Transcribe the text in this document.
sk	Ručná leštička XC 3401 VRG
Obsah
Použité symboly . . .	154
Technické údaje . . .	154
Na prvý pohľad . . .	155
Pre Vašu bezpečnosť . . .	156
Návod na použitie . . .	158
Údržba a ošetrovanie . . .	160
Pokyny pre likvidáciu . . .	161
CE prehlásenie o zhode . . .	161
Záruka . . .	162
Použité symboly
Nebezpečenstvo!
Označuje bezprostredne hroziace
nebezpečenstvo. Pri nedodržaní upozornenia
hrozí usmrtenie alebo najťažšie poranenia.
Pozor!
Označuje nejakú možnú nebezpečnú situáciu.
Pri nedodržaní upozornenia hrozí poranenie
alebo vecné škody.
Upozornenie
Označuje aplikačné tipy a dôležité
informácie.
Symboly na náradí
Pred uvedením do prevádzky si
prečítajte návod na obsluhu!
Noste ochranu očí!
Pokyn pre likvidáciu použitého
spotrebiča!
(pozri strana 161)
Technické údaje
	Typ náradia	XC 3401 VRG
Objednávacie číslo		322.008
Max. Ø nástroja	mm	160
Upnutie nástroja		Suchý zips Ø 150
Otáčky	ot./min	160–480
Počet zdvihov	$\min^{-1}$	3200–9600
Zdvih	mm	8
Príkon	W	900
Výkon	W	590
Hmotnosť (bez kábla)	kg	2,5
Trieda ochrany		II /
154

▸ PROBLEM DETAILS:
Work out the number of lines above that include the string "nedodržaní" and write only that number.

▸ THE SOLUTION:
2